Dataset items:
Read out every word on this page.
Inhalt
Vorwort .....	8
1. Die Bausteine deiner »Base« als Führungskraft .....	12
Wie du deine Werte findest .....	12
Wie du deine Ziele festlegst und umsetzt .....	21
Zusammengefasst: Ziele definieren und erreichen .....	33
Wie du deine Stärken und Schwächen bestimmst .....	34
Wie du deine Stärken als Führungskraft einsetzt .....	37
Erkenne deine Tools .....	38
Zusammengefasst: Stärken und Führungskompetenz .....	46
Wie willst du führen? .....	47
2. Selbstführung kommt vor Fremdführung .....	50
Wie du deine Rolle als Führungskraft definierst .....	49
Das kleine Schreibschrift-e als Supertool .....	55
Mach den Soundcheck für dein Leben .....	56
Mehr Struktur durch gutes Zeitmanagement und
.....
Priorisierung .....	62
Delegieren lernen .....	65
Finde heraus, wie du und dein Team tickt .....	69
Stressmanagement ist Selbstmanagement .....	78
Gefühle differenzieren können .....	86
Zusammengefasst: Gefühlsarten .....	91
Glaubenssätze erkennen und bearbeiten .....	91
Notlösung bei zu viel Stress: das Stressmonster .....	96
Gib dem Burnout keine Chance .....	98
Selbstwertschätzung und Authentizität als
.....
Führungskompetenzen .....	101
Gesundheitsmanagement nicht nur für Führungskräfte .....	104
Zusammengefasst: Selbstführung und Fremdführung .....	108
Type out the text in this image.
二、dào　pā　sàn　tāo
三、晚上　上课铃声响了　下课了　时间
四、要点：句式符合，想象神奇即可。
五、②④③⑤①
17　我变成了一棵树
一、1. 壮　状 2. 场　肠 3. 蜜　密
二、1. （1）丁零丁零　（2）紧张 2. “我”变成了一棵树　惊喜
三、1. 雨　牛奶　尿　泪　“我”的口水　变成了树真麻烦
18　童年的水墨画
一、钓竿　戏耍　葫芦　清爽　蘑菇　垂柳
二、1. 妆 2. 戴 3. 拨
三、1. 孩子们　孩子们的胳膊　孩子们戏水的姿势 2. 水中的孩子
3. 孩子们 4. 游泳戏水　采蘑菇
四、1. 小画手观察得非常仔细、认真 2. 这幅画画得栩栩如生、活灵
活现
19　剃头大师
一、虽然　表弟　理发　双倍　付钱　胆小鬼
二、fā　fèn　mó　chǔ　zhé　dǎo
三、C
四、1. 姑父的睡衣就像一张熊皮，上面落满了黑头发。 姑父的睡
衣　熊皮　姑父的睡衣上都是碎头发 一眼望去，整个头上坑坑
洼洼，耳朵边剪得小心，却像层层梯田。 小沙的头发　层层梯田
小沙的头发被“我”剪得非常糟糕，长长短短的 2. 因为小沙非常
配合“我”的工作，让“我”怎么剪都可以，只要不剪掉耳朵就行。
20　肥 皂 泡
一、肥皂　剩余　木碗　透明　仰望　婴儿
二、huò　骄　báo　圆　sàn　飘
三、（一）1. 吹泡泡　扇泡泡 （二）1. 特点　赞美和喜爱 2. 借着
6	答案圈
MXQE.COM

### What is being asked
Using the data above, repeat every line exactly.

### The answer
Read out every word on this page.
Inhalt
Vorwort .....	8
1. Die Bausteine deiner »Base« als Führungskraft .....	12
Wie du deine Werte findest .....	12
Wie du deine Ziele festlegst und umsetzt .....	21
Zusammengefasst: Ziele definieren und erreichen .....	33
Wie du deine Stärken und Schwächen bestimmst .....	34
Wie du deine Stärken als Führungskraft einsetzt .....	37
Erkenne deine Tools .....	38
Zusammengefasst: Stärken und Führungskompetenz .....	46
Wie willst du führen? .....	47
2. Selbstführung kommt vor Fremdführung .....	50
Wie du deine Rolle als Führungskraft definierst .....	49
Das kleine Schreibschrift-e als Supertool .....	55
Mach den Soundcheck für dein Leben .....	56
Mehr Struktur durch gutes Zeitmanagement und
.....
Priorisierung .....	62
Delegieren lernen .....	65
Finde heraus, wie du und dein Team tickt .....	69
Stressmanagement ist Selbstmanagement .....	78
Gefühle differenzieren können .....	86
Zusammengefasst: Gefühlsarten .....	91
Glaubenssätze erkennen und bearbeiten .....	91
Notlösung bei zu viel Stress: das Stressmonster .....	96
Gib dem Burnout keine Chance .....	98
Selbstwertschätzung und Authentizität als
.....
Führungskompetenzen .....	101
Gesundheitsmanagement nicht nur für Führungskräfte .....	104
Zusammengefasst: Selbstführung und Fremdführung .....	108
Type out the text in this image.
二、dào　pā　sàn　tāo
三、晚上　上课铃声响了　下课了　时间
四、要点：句式符合，想象神奇即可。
五、②④③⑤①
17　我变成了一棵树
一、1. 壮　状 2. 场　肠 3. 蜜　密
二、1. （1）丁零丁零　（2）紧张 2. “我”变成了一棵树　惊喜
三、1. 雨　牛奶　尿　泪　“我”的口水　变成了树真麻烦
18　童年的水墨画
一、钓竿　戏耍　葫芦　清爽　蘑菇　垂柳
二、1. 妆 2. 戴 3. 拨
三、1. 孩子们　孩子们的胳膊　孩子们戏水的姿势 2. 水中的孩子
3. 孩子们 4. 游泳戏水　采蘑菇
四、1. 小画手观察得非常仔细、认真 2. 这幅画画得栩栩如生、活灵
活现
19　剃头大师
一、虽然　表弟　理发　双倍　付钱　胆小鬼
二、fā　fèn　mó　chǔ　zhé　dǎo
三、C
四、1. 姑父的睡衣就像一张熊皮，上面落满了黑头发。 姑父的睡
衣　熊皮　姑父的睡衣上都是碎头发 一眼望去，整个头上坑坑
洼洼，耳朵边剪得小心，却像层层梯田。 小沙的头发　层层梯田
小沙的头发被“我”剪得非常糟糕，长长短短的 2. 因为小沙非常
配合“我”的工作，让“我”怎么剪都可以，只要不剪掉耳朵就行。
20　肥 皂 泡
一、肥皂　剩余　木碗　透明　仰望　婴儿
二、huò　骄　báo　圆　sàn　飘
三、（一）1. 吹泡泡　扇泡泡 （二）1. 特点　赞美和喜爱 2. 借着
6	答案圈
MXQE.COM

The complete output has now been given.